> [Extract]

N-Methyl-1,5-diphenylpentan-3-ylamine 3c. Into a 250 cm^3 single necked flask, were combined 1,5-diphenylpentan-3-one (7.15 g, 30 mmol), a solution of MeNH2 in MeOH (5.4 mol dm^-3, 44.5 cm^3, 240 mmol) and Mg (3.28 g, 135mmol). AcOH (14.4 g, 13.75 cm^3, 249 mmol) was added as above, and the flask capped with a mercury-filled bubbler, to reduce escape of MeNH2. The mixture was stirred vigorously, at 20-25 C, for 12 h. If the reaction was incomplete (TLC), additional Mg (0.73 g, 30 mmol), MeNH2 solution (11.1 cm^3, 60 mmol) and AcOH (3.6 g, 3.4 cm^3, 60 mmol) were added and the stirring continued until completion (3-6 g). Work-up afforded the monooxalte salt (6.72 g, 65%).
1-Methyl-3-phenylpropylamine 3o. In a 250 cm^3, single-necked flask were combined 4-phenylbutan-2-one (7.41 g, 50 mmol), AcONH4 (38.54 g, 3.4 cm^3, 60 mmol) and Mg (6.08 g, 250 mmol), and 70% aqueous MeOH (100 cm^3). The flask capped with a mercury-filled bubbler, to reduce escape of NH3, and the mixture was stirred at 20-25 C, for 12 h. If the reaction was not complete (TLC), additional AcOH (6 g, 5.7 cm^3, 100 mmol) and Mg (2.43 g, 100 mmol) were added and the stirring continued for an additional 12 h. The mixture was poured into water (600 cm^3) to which NaHCO3 (50 g) was added; the whole was then internally steam distilled until 500 cm^3 of the distillate collected. It was made alkaline (pH > 12)with 50% aq. NaOH, and extracted with CH2Cl2 (3 x 50 cm^3). The combined extracts were dried (K2CO3), filtered and evaporated on a rotary evaporator. The residue was dissolved in MeOH (20 cm^3) and added slowly, with stirring, to a solution of anh. oxalic acid (5.40 g, 60 mmol) in MeOH. Complete precipitation was effected by adding Et2O (50 cm^3) to the mixture and cooling it to -20 C. The yield of the mixed monooxalate salt was 8.63 g, An analytical sample of the free amine was obtained as for 3a: purity (GC): 90% of the primary amine and 10% of the secondary amine. The pure primary amine was obtained by vacuum fractional distillation: bp 90-95 C,10 Torr: yield 3.71 g(50%).

> [Dataset entries]
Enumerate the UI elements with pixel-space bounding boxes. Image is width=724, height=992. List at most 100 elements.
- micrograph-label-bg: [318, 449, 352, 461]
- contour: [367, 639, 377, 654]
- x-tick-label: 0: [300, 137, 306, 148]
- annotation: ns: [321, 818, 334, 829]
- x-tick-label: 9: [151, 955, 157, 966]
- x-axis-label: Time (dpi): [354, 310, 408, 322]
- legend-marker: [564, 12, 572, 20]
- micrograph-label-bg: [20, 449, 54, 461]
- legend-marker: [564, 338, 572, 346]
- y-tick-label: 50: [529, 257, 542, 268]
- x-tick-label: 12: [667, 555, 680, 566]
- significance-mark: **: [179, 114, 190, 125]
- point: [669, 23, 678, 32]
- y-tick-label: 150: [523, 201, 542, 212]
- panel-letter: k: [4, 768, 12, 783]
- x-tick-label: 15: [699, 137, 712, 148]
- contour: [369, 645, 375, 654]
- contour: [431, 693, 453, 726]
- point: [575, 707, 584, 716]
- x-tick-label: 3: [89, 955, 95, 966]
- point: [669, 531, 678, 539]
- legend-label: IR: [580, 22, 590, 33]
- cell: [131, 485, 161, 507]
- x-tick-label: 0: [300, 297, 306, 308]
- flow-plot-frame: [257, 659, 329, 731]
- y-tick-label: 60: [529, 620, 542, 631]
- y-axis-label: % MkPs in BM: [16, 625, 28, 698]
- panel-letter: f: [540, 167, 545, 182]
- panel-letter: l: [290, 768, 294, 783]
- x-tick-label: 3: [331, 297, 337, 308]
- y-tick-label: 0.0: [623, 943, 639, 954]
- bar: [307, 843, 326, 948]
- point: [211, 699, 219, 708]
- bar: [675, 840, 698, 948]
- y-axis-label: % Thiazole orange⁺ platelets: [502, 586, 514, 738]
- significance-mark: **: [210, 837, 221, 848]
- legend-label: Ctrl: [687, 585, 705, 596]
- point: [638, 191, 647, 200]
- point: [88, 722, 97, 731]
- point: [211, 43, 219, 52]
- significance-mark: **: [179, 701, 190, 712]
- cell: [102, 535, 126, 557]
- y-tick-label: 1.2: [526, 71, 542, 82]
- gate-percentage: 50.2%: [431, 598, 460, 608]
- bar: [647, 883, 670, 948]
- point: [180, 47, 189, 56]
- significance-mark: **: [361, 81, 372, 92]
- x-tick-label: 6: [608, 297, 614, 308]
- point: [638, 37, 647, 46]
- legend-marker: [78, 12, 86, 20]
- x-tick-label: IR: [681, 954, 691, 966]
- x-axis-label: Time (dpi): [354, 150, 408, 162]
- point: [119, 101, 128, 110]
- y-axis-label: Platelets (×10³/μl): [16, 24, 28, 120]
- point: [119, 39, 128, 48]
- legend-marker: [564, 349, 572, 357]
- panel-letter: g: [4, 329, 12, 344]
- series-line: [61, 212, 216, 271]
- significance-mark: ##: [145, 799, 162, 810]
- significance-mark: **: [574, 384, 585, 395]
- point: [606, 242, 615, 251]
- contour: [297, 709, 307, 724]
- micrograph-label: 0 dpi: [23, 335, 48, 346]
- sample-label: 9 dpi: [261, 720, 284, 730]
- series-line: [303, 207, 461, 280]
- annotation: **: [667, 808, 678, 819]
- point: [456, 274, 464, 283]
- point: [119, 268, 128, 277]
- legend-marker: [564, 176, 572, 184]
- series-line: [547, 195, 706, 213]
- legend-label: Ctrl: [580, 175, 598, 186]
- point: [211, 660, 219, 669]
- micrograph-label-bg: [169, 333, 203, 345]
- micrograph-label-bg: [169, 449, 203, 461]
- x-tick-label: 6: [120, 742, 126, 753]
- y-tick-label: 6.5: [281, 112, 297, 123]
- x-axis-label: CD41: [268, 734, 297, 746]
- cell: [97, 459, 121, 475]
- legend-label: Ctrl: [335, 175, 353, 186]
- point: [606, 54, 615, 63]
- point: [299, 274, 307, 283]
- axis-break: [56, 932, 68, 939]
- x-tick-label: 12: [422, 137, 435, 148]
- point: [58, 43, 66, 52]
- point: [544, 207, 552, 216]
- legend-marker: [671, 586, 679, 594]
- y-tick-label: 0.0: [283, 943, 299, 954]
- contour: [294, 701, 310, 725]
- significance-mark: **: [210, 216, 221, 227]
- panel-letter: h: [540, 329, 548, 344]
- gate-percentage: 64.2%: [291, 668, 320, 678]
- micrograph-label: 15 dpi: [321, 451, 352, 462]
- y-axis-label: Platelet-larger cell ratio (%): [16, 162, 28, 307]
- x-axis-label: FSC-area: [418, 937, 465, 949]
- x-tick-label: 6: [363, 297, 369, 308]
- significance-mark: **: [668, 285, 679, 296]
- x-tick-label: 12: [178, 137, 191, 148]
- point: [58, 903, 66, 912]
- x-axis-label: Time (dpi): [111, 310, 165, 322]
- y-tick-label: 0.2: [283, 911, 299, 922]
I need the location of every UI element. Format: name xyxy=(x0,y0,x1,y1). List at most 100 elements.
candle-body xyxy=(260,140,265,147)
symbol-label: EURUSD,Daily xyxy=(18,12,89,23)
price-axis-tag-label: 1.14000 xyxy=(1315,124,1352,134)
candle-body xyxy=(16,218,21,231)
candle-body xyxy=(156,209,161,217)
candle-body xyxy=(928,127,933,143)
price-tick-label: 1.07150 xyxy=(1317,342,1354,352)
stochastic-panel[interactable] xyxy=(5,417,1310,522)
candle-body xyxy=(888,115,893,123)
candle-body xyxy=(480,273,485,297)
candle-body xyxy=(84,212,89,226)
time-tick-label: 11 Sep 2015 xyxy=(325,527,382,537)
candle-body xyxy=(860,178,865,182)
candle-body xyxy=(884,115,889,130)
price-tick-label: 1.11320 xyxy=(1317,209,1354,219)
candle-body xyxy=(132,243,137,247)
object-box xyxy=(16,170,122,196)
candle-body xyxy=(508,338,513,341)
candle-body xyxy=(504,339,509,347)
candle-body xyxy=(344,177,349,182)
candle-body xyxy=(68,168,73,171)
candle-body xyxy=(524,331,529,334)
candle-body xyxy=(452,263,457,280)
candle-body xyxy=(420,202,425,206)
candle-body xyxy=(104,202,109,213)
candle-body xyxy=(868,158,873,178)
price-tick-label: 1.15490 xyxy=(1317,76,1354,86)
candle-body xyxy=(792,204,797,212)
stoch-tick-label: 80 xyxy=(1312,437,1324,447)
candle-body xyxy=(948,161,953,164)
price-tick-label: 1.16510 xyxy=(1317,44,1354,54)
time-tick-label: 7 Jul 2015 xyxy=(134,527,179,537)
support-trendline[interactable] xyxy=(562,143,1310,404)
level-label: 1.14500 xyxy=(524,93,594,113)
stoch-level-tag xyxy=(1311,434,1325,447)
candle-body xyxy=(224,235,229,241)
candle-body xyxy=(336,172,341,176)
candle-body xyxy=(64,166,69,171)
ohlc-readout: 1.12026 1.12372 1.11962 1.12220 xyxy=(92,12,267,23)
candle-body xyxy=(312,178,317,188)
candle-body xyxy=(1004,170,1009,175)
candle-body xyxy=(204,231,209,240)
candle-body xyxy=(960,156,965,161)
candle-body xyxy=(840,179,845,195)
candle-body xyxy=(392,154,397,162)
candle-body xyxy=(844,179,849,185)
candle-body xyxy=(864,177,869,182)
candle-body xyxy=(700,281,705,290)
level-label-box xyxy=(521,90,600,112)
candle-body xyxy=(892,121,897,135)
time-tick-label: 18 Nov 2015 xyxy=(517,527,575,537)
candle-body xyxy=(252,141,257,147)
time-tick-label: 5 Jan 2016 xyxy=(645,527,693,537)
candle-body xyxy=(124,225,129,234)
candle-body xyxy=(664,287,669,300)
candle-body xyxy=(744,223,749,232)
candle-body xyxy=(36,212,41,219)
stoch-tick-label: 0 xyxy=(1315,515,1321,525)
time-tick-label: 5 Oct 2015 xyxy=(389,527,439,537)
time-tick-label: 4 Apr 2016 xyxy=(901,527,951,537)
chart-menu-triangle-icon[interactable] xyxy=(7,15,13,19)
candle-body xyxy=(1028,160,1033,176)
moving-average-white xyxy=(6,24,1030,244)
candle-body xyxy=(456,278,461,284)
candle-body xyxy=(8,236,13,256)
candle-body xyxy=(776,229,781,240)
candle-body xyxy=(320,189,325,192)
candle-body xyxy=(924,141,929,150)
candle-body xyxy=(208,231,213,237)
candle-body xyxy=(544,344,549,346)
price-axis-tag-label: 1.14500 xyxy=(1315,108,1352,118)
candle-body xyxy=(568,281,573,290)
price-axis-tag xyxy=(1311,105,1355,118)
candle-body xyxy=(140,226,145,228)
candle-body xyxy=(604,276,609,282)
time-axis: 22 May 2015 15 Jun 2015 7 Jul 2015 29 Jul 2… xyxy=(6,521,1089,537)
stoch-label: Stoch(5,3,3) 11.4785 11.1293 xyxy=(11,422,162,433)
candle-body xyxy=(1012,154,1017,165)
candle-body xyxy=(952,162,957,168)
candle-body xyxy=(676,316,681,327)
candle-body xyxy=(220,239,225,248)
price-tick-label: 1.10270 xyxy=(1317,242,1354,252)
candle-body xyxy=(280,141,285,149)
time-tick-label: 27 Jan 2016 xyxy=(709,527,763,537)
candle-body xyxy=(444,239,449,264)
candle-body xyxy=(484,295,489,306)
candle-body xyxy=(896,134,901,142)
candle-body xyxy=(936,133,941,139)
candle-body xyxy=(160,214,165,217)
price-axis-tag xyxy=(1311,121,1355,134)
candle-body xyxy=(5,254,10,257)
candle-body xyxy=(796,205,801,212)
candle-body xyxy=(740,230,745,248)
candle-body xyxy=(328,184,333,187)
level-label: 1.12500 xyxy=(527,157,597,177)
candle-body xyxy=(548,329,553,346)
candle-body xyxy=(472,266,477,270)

> [How to complete this task] In the amine preparation text, rewrite the passage that opens with the words containing "N-Methyl-1,5-diphenylpentan-3-ylamine 3c. Into" and closes with "(6.72 g, 65%).", changing each "Mg" to "magnesium".

> [Solution for this exercise]
N-Methyl-1,5-diphenylpentan-3-ylamine 3c. Into a 250 cm^3 single necked flask, were combined 1,5-diphenylpentan-3-one (7.15 g, 30 mmol), a solution of MeNH2 in MeOH (5.4 mol dm^-3, 44.5 cm^3, 240 mmol) and magnesium (3.28 g, 135mmol). AcOH (14.4 g, 13.75 cm^3, 249 mmol) was added as above, and the flask capped with a mercury-filled bubbler, to reduce escape of MeNH2. The mixture was stirred vigorously, at 20-25 C, for 12 h. If the reaction was incomplete (TLC), additional magnesium (0.73 g, 30 mmol), MeNH2 solution (11.1 cm^3, 60 mmol) and AcOH (3.6 g, 3.4 cm^3, 60 mmol) were added and the stirring continued until completion (3-6 g). Work-up afforded the monooxalte salt (6.72 g, 65%).